# Task requirements
Exact repetition is required: output every record in full.

[Some records]
+ + +

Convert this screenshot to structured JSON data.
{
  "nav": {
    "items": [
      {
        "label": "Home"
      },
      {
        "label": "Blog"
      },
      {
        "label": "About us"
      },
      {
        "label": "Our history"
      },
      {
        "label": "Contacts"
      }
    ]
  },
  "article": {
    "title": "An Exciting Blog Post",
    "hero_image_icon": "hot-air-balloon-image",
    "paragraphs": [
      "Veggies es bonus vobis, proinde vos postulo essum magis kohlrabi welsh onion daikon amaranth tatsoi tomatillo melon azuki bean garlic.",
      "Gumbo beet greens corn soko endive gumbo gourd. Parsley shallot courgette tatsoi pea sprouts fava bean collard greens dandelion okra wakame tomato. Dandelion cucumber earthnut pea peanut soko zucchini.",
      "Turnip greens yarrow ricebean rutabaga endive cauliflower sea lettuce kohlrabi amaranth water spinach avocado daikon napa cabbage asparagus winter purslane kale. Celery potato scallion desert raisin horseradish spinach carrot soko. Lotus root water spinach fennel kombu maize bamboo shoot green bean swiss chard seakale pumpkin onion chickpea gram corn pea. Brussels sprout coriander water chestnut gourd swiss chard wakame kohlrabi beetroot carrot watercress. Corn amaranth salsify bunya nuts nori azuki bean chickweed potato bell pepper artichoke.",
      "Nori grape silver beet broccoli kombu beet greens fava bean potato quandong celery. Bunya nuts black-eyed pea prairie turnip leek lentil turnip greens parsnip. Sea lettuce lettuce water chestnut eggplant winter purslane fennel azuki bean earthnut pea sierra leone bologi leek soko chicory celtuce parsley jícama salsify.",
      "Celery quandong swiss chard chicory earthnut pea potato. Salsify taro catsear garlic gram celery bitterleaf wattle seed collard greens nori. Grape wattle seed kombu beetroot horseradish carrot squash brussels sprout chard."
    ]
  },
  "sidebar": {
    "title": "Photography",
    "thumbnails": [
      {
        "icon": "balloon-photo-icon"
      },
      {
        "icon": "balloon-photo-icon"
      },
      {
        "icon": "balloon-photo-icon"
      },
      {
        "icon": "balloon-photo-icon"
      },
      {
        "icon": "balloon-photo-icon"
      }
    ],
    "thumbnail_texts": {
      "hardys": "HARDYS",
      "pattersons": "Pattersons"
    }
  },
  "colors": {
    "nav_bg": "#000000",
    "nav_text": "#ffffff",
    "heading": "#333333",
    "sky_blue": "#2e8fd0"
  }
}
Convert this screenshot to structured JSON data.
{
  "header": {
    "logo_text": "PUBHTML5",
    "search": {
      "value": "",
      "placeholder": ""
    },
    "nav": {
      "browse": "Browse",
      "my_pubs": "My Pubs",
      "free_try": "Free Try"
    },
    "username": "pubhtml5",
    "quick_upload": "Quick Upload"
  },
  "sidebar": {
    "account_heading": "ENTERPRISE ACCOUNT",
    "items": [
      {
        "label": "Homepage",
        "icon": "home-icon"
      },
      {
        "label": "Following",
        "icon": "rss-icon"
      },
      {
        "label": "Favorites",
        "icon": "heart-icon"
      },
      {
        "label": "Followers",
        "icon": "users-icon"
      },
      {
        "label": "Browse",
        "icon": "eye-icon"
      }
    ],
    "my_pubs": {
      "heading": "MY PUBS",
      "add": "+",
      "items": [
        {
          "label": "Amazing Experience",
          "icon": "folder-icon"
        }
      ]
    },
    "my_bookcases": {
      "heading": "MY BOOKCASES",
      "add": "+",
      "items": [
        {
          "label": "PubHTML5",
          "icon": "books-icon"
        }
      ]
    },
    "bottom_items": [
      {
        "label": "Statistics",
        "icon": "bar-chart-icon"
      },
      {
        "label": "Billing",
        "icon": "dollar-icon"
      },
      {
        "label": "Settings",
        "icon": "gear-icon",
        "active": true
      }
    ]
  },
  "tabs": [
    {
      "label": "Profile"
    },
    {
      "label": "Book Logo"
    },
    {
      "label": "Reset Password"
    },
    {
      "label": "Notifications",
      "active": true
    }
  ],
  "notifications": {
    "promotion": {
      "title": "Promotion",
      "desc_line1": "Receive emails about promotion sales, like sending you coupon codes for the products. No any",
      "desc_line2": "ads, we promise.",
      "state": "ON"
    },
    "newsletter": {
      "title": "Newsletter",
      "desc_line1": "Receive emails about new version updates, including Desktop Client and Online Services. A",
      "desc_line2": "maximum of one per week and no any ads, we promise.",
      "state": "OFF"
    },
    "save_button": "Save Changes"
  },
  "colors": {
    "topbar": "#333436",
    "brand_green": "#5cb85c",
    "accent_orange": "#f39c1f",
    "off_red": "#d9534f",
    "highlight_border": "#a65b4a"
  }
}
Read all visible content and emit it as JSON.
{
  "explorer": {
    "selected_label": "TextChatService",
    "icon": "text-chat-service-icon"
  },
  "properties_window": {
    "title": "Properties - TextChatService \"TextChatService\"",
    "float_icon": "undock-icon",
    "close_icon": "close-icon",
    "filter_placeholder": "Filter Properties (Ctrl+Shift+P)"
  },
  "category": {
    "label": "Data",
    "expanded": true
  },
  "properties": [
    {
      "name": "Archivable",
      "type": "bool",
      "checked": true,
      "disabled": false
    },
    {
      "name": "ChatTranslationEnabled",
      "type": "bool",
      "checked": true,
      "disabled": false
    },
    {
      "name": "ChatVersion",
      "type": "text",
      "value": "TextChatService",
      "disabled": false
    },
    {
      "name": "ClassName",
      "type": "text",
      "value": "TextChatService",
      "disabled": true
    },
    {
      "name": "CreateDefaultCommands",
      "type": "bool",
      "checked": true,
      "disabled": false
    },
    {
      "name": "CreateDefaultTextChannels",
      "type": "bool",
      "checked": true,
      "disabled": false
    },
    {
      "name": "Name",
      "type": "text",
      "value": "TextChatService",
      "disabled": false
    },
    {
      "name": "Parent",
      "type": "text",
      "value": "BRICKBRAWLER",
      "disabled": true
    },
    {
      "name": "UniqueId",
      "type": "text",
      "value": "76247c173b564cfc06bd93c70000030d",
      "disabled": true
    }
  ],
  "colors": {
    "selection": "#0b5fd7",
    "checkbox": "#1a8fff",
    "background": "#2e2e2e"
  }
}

+ + +

# The completed task
Convert this screenshot to structured JSON data.
{
  "nav": {
    "items": [
      {
        "label": "Home"
      },
      {
        "label": "Blog"
      },
      {
        "label": "About us"
      },
      {
        "label": "Our history"
      },
      {
        "label": "Contacts"
      }
    ]
  },
  "article": {
    "title": "An Exciting Blog Post",
    "hero_image_icon": "hot-air-balloon-image",
    "paragraphs": [
      "Veggies es bonus vobis, proinde vos postulo essum magis kohlrabi welsh onion daikon amaranth tatsoi tomatillo melon azuki bean garlic.",
      "Gumbo beet greens corn soko endive gumbo gourd. Parsley shallot courgette tatsoi pea sprouts fava bean collard greens dandelion okra wakame tomato. Dandelion cucumber earthnut pea peanut soko zucchini.",
      "Turnip greens yarrow ricebean rutabaga endive cauliflower sea lettuce kohlrabi amaranth water spinach avocado daikon napa cabbage asparagus winter purslane kale. Celery potato scallion desert raisin horseradish spinach carrot soko. Lotus root water spinach fennel kombu maize bamboo shoot green bean swiss chard seakale pumpkin onion chickpea gram corn pea. Brussels sprout coriander water chestnut gourd swiss chard wakame kohlrabi beetroot carrot watercress. Corn amaranth salsify bunya nuts nori azuki bean chickweed potato bell pepper artichoke.",
      "Nori grape silver beet broccoli kombu beet greens fava bean potato quandong celery. Bunya nuts black-eyed pea prairie turnip leek lentil turnip greens parsnip. Sea lettuce lettuce water chestnut eggplant winter purslane fennel azuki bean earthnut pea sierra leone bologi leek soko chicory celtuce parsley jícama salsify.",
      "Celery quandong swiss chard chicory earthnut pea potato. Salsify taro catsear garlic gram celery bitterleaf wattle seed collard greens nori. Grape wattle seed kombu beetroot horseradish carrot squash brussels sprout chard."
    ]
  },
  "sidebar": {
    "title": "Photography",
    "thumbnails": [
      {
        "icon": "balloon-photo-icon"
      },
      {
        "icon": "balloon-photo-icon"
      },
      {
        "icon": "balloon-photo-icon"
      },
      {
        "icon": "balloon-photo-icon"
      },
      {
        "icon": "balloon-photo-icon"
      }
    ],
    "thumbnail_texts": {
      "hardys": "HARDYS",
      "pattersons": "Pattersons"
    }
  },
  "colors": {
    "nav_bg": "#000000",
    "nav_text": "#ffffff",
    "heading": "#333333",
    "sky_blue": "#2e8fd0"
  }
}
Convert this screenshot to structured JSON data.
{
  "header": {
    "logo_text": "PUBHTML5",
    "search": {
      "value": "",
      "placeholder": ""
    },
    "nav": {
      "browse": "Browse",
      "my_pubs": "My Pubs",
      "free_try": "Free Try"
    },
    "username": "pubhtml5",
    "quick_upload": "Quick Upload"
  },
  "sidebar": {
    "account_heading": "ENTERPRISE ACCOUNT",
    "items": [
      {
        "label": "Homepage",
        "icon": "home-icon"
      },
      {
        "label": "Following",
        "icon": "rss-icon"
      },
      {
        "label": "Favorites",
        "icon": "heart-icon"
      },
      {
        "label": "Followers",
        "icon": "users-icon"
      },
      {
        "label": "Browse",
        "icon": "eye-icon"
      }
    ],
    "my_pubs": {
      "heading": "MY PUBS",
      "add": "+",
      "items": [
        {
          "label": "Amazing Experience",
          "icon": "folder-icon"
        }
      ]
    },
    "my_bookcases": {
      "heading": "MY BOOKCASES",
      "add": "+",
      "items": [
        {
          "label": "PubHTML5",
          "icon": "books-icon"
        }
      ]
    },
    "bottom_items": [
      {
        "label": "Statistics",
        "icon": "bar-chart-icon"
      },
      {
        "label": "Billing",
        "icon": "dollar-icon"
      },
      {
        "label": "Settings",
        "icon": "gear-icon",
        "active": true
      }
    ]
  },
  "tabs": [
    {
      "label": "Profile"
    },
    {
      "label": "Book Logo"
    },
    {
      "label": "Reset Password"
    },
    {
      "label": "Notifications",
      "active": true
    }
  ],
  "notifications": {
    "promotion": {
      "title": "Promotion",
      "desc_line1": "Receive emails about promotion sales, like sending you coupon codes for the products. No any",
      "desc_line2": "ads, we promise.",
      "state": "ON"
    },
    "newsletter": {
      "title": "Newsletter",
      "desc_line1": "Receive emails about new version updates, including Desktop Client and Online Services. A",
      "desc_line2": "maximum of one per week and no any ads, we promise.",
      "state": "OFF"
    },
    "save_button": "Save Changes"
  },
  "colors": {
    "topbar": "#333436",
    "brand_green": "#5cb85c",
    "accent_orange": "#f39c1f",
    "off_red": "#d9534f",
    "highlight_border": "#a65b4a"
  }
}
Read all visible content and emit it as JSON.
{
  "explorer": {
    "selected_label": "TextChatService",
    "icon": "text-chat-service-icon"
  },
  "properties_window": {
    "title": "Properties - TextChatService \"TextChatService\"",
    "float_icon": "undock-icon",
    "close_icon": "close-icon",
    "filter_placeholder": "Filter Properties (Ctrl+Shift+P)"
  },
  "category": {
    "label": "Data",
    "expanded": true
  },
  "properties": [
    {
      "name": "Archivable",
      "type": "bool",
      "checked": true,
      "disabled": false
    },
    {
      "name": "ChatTranslationEnabled",
      "type": "bool",
      "checked": true,
      "disabled": false
    },
    {
      "name": "ChatVersion",
      "type": "text",
      "value": "TextChatService",
      "disabled": false
    },
    {
      "name": "ClassName",
      "type": "text",
      "value": "TextChatService",
      "disabled": true
    },
    {
      "name": "CreateDefaultCommands",
      "type": "bool",
      "checked": true,
      "disabled": false
    },
    {
      "name": "CreateDefaultTextChannels",
      "type": "bool",
      "checked": true,
      "disabled": false
    },
    {
      "name": "Name",
      "type": "text",
      "value": "TextChatService",
      "disabled": false
    },
    {
      "name": "Parent",
      "type": "text",
      "value": "BRICKBRAWLER",
      "disabled": true
    },
    {
      "name": "UniqueId",
      "type": "text",
      "value": "76247c173b564cfc06bd93c70000030d",
      "disabled": true
    }
  ],
  "colors": {
    "selection": "#0b5fd7",
    "checkbox": "#1a8fff",
    "background": "#2e2e2e"
  }
}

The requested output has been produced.